Saved entries:
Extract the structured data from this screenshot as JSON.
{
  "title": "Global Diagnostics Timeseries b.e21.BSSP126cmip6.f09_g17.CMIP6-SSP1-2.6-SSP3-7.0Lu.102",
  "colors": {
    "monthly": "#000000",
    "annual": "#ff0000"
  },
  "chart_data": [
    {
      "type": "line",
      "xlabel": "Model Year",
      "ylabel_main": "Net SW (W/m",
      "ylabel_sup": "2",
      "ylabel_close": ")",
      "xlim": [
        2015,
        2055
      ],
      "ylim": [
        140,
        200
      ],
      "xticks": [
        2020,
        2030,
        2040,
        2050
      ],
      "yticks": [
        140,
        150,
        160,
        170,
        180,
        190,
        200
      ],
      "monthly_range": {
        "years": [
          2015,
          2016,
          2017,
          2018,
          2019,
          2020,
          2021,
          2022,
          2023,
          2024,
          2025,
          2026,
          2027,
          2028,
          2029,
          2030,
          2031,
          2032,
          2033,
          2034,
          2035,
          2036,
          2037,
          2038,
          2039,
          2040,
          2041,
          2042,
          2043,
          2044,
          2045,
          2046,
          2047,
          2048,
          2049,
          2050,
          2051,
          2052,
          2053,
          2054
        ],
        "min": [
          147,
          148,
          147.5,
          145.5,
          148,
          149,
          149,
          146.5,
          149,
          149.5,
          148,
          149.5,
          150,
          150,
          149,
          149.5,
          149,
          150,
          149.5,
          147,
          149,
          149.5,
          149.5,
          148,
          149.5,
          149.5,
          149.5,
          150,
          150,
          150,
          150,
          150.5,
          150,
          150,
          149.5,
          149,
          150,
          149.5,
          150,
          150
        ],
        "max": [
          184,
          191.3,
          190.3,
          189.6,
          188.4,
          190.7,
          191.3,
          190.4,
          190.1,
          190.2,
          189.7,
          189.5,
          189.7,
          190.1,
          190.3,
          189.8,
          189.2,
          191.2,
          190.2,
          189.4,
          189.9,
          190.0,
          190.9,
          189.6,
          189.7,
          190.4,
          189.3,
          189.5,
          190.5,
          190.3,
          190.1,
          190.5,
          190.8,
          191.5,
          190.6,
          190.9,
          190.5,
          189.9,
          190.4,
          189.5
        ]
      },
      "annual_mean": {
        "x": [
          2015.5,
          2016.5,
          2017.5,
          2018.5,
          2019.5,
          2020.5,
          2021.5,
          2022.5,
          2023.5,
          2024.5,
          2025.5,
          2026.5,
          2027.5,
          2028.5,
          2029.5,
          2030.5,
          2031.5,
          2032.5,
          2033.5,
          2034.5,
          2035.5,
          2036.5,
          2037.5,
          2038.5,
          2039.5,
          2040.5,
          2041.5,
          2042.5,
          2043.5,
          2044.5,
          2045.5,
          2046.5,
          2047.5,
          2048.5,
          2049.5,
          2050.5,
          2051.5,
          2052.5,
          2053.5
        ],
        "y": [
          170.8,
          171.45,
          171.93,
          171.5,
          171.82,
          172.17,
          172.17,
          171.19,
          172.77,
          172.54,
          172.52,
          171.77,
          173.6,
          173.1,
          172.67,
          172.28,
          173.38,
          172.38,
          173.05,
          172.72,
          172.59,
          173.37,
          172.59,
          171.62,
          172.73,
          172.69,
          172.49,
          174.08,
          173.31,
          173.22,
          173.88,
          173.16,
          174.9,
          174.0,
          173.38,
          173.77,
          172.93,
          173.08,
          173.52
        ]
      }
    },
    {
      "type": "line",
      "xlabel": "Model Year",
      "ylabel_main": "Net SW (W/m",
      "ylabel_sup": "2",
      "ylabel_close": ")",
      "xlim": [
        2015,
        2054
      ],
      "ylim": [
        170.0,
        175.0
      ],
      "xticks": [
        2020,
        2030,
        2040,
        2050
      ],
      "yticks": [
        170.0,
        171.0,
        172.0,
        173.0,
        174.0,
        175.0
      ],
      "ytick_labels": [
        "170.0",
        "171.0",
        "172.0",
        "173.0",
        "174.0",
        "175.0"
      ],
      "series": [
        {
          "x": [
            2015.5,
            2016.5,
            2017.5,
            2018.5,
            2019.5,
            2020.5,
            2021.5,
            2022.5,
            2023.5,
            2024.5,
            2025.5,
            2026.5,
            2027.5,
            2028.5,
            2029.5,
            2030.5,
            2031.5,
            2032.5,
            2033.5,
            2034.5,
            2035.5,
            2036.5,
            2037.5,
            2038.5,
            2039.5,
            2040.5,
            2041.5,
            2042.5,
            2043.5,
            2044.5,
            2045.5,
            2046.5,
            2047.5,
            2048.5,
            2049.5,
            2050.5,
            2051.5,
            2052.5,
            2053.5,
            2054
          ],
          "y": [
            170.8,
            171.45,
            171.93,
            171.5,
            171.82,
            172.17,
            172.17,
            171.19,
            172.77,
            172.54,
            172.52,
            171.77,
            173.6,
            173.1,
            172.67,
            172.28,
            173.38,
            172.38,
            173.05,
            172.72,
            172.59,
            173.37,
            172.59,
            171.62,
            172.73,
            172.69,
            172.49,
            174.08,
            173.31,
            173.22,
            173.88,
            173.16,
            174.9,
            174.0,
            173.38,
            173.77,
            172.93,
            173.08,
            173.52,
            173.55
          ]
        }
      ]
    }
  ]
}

◆ Your objective: Copy down the whole of the data above, matching it exactly.

◆ Response below:
Extract the structured data from this screenshot as JSON.
{
  "title": "Global Diagnostics Timeseries b.e21.BSSP126cmip6.f09_g17.CMIP6-SSP1-2.6-SSP3-7.0Lu.102",
  "colors": {
    "monthly": "#000000",
    "annual": "#ff0000"
  },
  "chart_data": [
    {
      "type": "line",
      "xlabel": "Model Year",
      "ylabel_main": "Net SW (W/m",
      "ylabel_sup": "2",
      "ylabel_close": ")",
      "xlim": [
        2015,
        2055
      ],
      "ylim": [
        140,
        200
      ],
      "xticks": [
        2020,
        2030,
        2040,
        2050
      ],
      "yticks": [
        140,
        150,
        160,
        170,
        180,
        190,
        200
      ],
      "monthly_range": {
        "years": [
          2015,
          2016,
          2017,
          2018,
          2019,
          2020,
          2021,
          2022,
          2023,
          2024,
          2025,
          2026,
          2027,
          2028,
          2029,
          2030,
          2031,
          2032,
          2033,
          2034,
          2035,
          2036,
          2037,
          2038,
          2039,
          2040,
          2041,
          2042,
          2043,
          2044,
          2045,
          2046,
          2047,
          2048,
          2049,
          2050,
          2051,
          2052,
          2053,
          2054
        ],
        "min": [
          147,
          148,
          147.5,
          145.5,
          148,
          149,
          149,
          146.5,
          149,
          149.5,
          148,
          149.5,
          150,
          150,
          149,
          149.5,
          149,
          150,
          149.5,
          147,
          149,
          149.5,
          149.5,
          148,
          149.5,
          149.5,
          149.5,
          150,
          150,
          150,
          150,
          150.5,
          150,
          150,
          149.5,
          149,
          150,
          149.5,
          150,
          150
        ],
        "max": [
          184,
          191.3,
          190.3,
          189.6,
          188.4,
          190.7,
          191.3,
          190.4,
          190.1,
          190.2,
          189.7,
          189.5,
          189.7,
          190.1,
          190.3,
          189.8,
          189.2,
          191.2,
          190.2,
          189.4,
          189.9,
          190.0,
          190.9,
          189.6,
          189.7,
          190.4,
          189.3,
          189.5,
          190.5,
          190.3,
          190.1,
          190.5,
          190.8,
          191.5,
          190.6,
          190.9,
          190.5,
          189.9,
          190.4,
          189.5
        ]
      },
      "annual_mean": {
        "x": [
          2015.5,
          2016.5,
          2017.5,
          2018.5,
          2019.5,
          2020.5,
          2021.5,
          2022.5,
          2023.5,
          2024.5,
          2025.5,
          2026.5,
          2027.5,
          2028.5,
          2029.5,
          2030.5,
          2031.5,
          2032.5,
          2033.5,
          2034.5,
          2035.5,
          2036.5,
          2037.5,
          2038.5,
          2039.5,
          2040.5,
          2041.5,
          2042.5,
          2043.5,
          2044.5,
          2045.5,
          2046.5,
          2047.5,
          2048.5,
          2049.5,
          2050.5,
          2051.5,
          2052.5,
          2053.5
        ],
        "y": [
          170.8,
          171.45,
          171.93,
          171.5,
          171.82,
          172.17,
          172.17,
          171.19,
          172.77,
          172.54,
          172.52,
          171.77,
          173.6,
          173.1,
          172.67,
          172.28,
          173.38,
          172.38,
          173.05,
          172.72,
          172.59,
          173.37,
          172.59,
          171.62,
          172.73,
          172.69,
          172.49,
          174.08,
          173.31,
          173.22,
          173.88,
          173.16,
          174.9,
          174.0,
          173.38,
          173.77,
          172.93,
          173.08,
          173.52
        ]
      }
    },
    {
      "type": "line",
      "xlabel": "Model Year",
      "ylabel_main": "Net SW (W/m",
      "ylabel_sup": "2",
      "ylabel_close": ")",
      "xlim": [
        2015,
        2054
      ],
      "ylim": [
        170.0,
        175.0
      ],
      "xticks": [
        2020,
        2030,
        2040,
        2050
      ],
      "yticks": [
        170.0,
        171.0,
        172.0,
        173.0,
        174.0,
        175.0
      ],
      "ytick_labels": [
        "170.0",
        "171.0",
        "172.0",
        "173.0",
        "174.0",
        "175.0"
      ],
      "series": [
        {
          "x": [
            2015.5,
            2016.5,
            2017.5,
            2018.5,
            2019.5,
            2020.5,
            2021.5,
            2022.5,
            2023.5,
            2024.5,
            2025.5,
            2026.5,
            2027.5,
            2028.5,
            2029.5,
            2030.5,
            2031.5,
            2032.5,
            2033.5,
            2034.5,
            2035.5,
            2036.5,
            2037.5,
            2038.5,
            2039.5,
            2040.5,
            2041.5,
            2042.5,
            2043.5,
            2044.5,
            2045.5,
            2046.5,
            2047.5,
            2048.5,
            2049.5,
            2050.5,
            2051.5,
            2052.5,
            2053.5,
            2054
          ],
          "y": [
            170.8,
            171.45,
            171.93,
            171.5,
            171.82,
            172.17,
            172.17,
            171.19,
            172.77,
            172.54,
            172.52,
            171.77,
            173.6,
            173.1,
            172.67,
            172.28,
            173.38,
            172.38,
            173.05,
            172.72,
            172.59,
            173.37,
            172.59,
            171.62,
            172.73,
            172.69,
            172.49,
            174.08,
            173.31,
            173.22,
            173.88,
            173.16,
            174.9,
            174.0,
            173.38,
            173.77,
            172.93,
            173.08,
            173.52,
            173.55
          ]
        }
      ]
    }
  ]
}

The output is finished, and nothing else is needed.